:: GIVEN REQUEST ::
Convert everything from the entry containing "deadline-line: 【御意見等集約期日】令和７年１２月３１日(水) <box>113" down to the entry containing "contact-email: E-mail : tanaka_mk1@g.torikyo.ed.jp", both included, into a numbered list with any blank lines left out.

== DATA TO PROCESS

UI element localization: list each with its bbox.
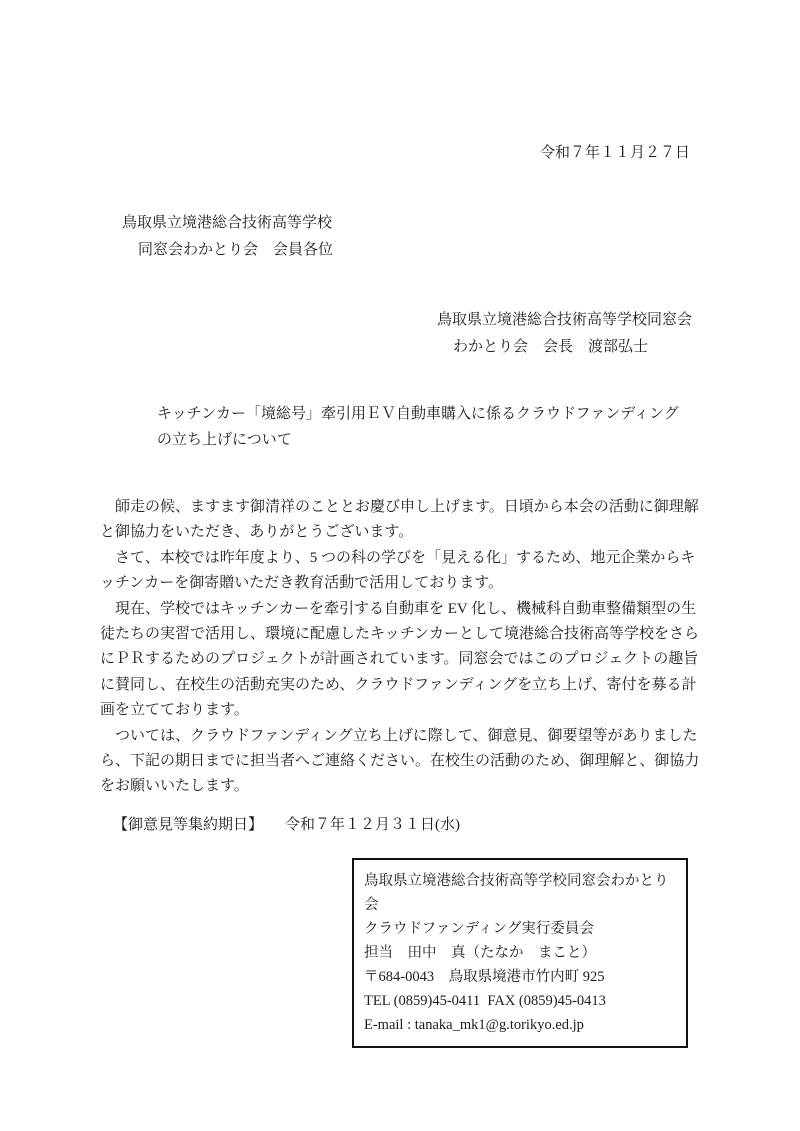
deadline-line: 【御意見等集約期日】令和７年１２月３１日(水) <box>113 813 460 834</box>
body-line: をお願いいたします。 <box>100 774 706 799</box>
recipient-school-name: 鳥取県立境港総合技術高等学校 <box>122 210 333 237</box>
body-line: ッチンカーを御寄贈いただき教育活動で活用しております。 <box>100 571 706 596</box>
contact-email: E-mail : tanaka_mk1@g.torikyo.ed.jp <box>364 1013 676 1037</box>
sender-block: 鳥取県立境港総合技術高等学校同窓会 わかとり会 会長 渡部弘士 <box>437 307 692 361</box>
body-line: ら、下記の期日までに担当者へご連絡ください。在校生の活動のため、御理解と、御協力 <box>100 749 706 774</box>
body-line: 画を立てております。 <box>100 698 706 723</box>
body-text: 師走の候、ますます御清祥のこととお慶び申し上げます。日頃から本会の活動に御理解 … <box>100 495 706 800</box>
contact-tel-fax: TEL (0859)45-0411 FAX (0859)45-0413 <box>364 989 676 1013</box>
deadline-label: 【御意見等集約期日】 <box>113 817 263 833</box>
subject-line-2: の立ち上げについて <box>157 428 679 454</box>
body-line: 現在、学校ではキッチンカーを牽引する自動車を EV 化し、機械科自動車整備類型の… <box>100 597 706 622</box>
body-line: に賛同し、在校生の活動充実のため、クラウドファンディングを立ち上げ、寄付を募る計 <box>100 673 706 698</box>
contact-box: 鳥取県立境港総合技術高等学校同窓会わかとり会 クラウドファンディング実行委員会 … <box>352 858 688 1048</box>
contact-person: 担当 田中 真（たなか まこと） <box>364 941 676 965</box>
body-line: さて、本校では昨年度より、5 つの科の学びを「見える化」するため、地元企業からキ <box>100 546 706 571</box>
subject-line-1: キッチンカー「境総号」牽引用ＥＶ自動車購入に係るクラウドファンディング <box>157 402 679 428</box>
sender-name: わかとり会 会長 渡部弘士 <box>453 334 692 361</box>
body-line: 徒たちの実習で活用し、環境に配慮したキッチンカーとして境港総合技術高等学校をさら <box>100 622 706 647</box>
body-line: 師走の候、ますます御清祥のこととお慶び申し上げます。日頃から本会の活動に御理解 <box>100 495 706 520</box>
recipient-block: 鳥取県立境港総合技術高等学校 同窓会わかとり会 会員各位 <box>122 210 333 263</box>
sender-organization: 鳥取県立境港総合技術高等学校同窓会 <box>437 307 692 334</box>
letter-date: 令和７年１１月２７日 <box>540 141 690 162</box>
body-line: にＰＲするためのプロジェクトが計画されています。同窓会ではこのプロジェクトの趣旨 <box>100 647 706 672</box>
recipient-addressee: 同窓会わかとり会 会員各位 <box>138 237 333 264</box>
deadline-date: 令和７年１２月３１日(水) <box>285 817 460 833</box>
letter-page: 令和７年１１月２７日 鳥取県立境港総合技術高等学校 同窓会わかとり会 会員各位 … <box>0 0 800 1131</box>
subject-block: キッチンカー「境総号」牽引用ＥＶ自動車購入に係るクラウドファンディング の立ち上… <box>157 402 679 453</box>
body-line: ついては、クラウドファンディング立ち上げに際して、御意見、御要望等がありました <box>100 724 706 749</box>
body-line: と御協力をいただき、ありがとうございます。 <box>100 520 706 545</box>
contact-address: 〒684-0043 鳥取県境港市竹内町 925 <box>364 965 676 989</box>
contact-organization: 鳥取県立境港総合技術高等学校同窓会わかとり会 <box>364 869 676 917</box>
contact-committee: クラウドファンディング実行委員会 <box>364 917 676 941</box>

====

:: TASK OUTPUT ::
1. deadline-line: 【御意見等集約期日】令和７年１２月３１日(水) <box>113 813 460 834</box>
2. body-line: をお願いいたします。 <box>100 774 706 799</box>
3. recipient-school-name: 鳥取県立境港総合技術高等学校 <box>122 210 333 237</box>
4. body-line: ッチンカーを御寄贈いただき教育活動で活用しております。 <box>100 571 706 596</box>
5. contact-email: E-mail : tanaka_mk1@g.torikyo.ed.jp <box>364 1013 676 1037</box>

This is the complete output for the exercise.